→ What you should do: Every record here needs to be written out again exactly.

→ Records from a collection:
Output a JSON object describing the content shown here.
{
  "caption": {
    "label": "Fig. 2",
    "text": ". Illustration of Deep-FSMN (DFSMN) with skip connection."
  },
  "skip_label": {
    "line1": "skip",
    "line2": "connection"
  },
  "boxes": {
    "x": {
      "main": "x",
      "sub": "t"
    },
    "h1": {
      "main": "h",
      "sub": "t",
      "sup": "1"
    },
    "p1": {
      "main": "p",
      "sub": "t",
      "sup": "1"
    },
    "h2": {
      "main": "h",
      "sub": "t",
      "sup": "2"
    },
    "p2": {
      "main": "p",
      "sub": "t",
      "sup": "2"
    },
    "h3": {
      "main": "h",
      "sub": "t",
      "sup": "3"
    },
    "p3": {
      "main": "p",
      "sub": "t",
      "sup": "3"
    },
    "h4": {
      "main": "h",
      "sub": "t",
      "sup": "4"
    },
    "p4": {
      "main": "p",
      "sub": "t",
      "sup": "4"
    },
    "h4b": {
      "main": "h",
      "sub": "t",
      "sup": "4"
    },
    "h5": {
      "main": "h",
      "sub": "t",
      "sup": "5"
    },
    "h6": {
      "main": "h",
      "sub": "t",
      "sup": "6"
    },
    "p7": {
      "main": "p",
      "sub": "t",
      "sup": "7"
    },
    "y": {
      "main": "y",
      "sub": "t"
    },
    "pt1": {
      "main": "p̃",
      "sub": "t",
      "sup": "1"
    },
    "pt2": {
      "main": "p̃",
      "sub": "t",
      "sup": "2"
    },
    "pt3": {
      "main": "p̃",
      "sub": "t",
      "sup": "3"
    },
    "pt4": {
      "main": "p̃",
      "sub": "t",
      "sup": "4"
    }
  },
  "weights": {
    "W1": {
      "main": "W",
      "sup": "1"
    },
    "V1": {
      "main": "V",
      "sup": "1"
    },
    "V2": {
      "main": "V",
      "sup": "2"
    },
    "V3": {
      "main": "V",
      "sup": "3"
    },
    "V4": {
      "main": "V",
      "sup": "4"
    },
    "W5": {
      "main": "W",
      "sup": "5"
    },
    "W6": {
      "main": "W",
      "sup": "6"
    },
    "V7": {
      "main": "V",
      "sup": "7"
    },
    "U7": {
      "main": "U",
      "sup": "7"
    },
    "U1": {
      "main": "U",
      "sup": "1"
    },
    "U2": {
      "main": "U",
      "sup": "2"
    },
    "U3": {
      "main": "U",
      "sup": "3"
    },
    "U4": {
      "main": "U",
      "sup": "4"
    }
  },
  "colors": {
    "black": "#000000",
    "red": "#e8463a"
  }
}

→ Correct output:
Output a JSON object describing the content shown here.
{
  "caption": {
    "label": "Fig. 2",
    "text": ". Illustration of Deep-FSMN (DFSMN) with skip connection."
  },
  "skip_label": {
    "line1": "skip",
    "line2": "connection"
  },
  "boxes": {
    "x": {
      "main": "x",
      "sub": "t"
    },
    "h1": {
      "main": "h",
      "sub": "t",
      "sup": "1"
    },
    "p1": {
      "main": "p",
      "sub": "t",
      "sup": "1"
    },
    "h2": {
      "main": "h",
      "sub": "t",
      "sup": "2"
    },
    "p2": {
      "main": "p",
      "sub": "t",
      "sup": "2"
    },
    "h3": {
      "main": "h",
      "sub": "t",
      "sup": "3"
    },
    "p3": {
      "main": "p",
      "sub": "t",
      "sup": "3"
    },
    "h4": {
      "main": "h",
      "sub": "t",
      "sup": "4"
    },
    "p4": {
      "main": "p",
      "sub": "t",
      "sup": "4"
    },
    "h4b": {
      "main": "h",
      "sub": "t",
      "sup": "4"
    },
    "h5": {
      "main": "h",
      "sub": "t",
      "sup": "5"
    },
    "h6": {
      "main": "h",
      "sub": "t",
      "sup": "6"
    },
    "p7": {
      "main": "p",
      "sub": "t",
      "sup": "7"
    },
    "y": {
      "main": "y",
      "sub": "t"
    },
    "pt1": {
      "main": "p̃",
      "sub": "t",
      "sup": "1"
    },
    "pt2": {
      "main": "p̃",
      "sub": "t",
      "sup": "2"
    },
    "pt3": {
      "main": "p̃",
      "sub": "t",
      "sup": "3"
    },
    "pt4": {
      "main": "p̃",
      "sub": "t",
      "sup": "4"
    }
  },
  "weights": {
    "W1": {
      "main": "W",
      "sup": "1"
    },
    "V1": {
      "main": "V",
      "sup": "1"
    },
    "V2": {
      "main": "V",
      "sup": "2"
    },
    "V3": {
      "main": "V",
      "sup": "3"
    },
    "V4": {
      "main": "V",
      "sup": "4"
    },
    "W5": {
      "main": "W",
      "sup": "5"
    },
    "W6": {
      "main": "W",
      "sup": "6"
    },
    "V7": {
      "main": "V",
      "sup": "7"
    },
    "U7": {
      "main": "U",
      "sup": "7"
    },
    "U1": {
      "main": "U",
      "sup": "1"
    },
    "U2": {
      "main": "U",
      "sup": "2"
    },
    "U3": {
      "main": "U",
      "sup": "3"
    },
    "U4": {
      "main": "U",
      "sup": "4"
    }
  },
  "colors": {
    "black": "#000000",
    "red": "#e8463a"
  }
}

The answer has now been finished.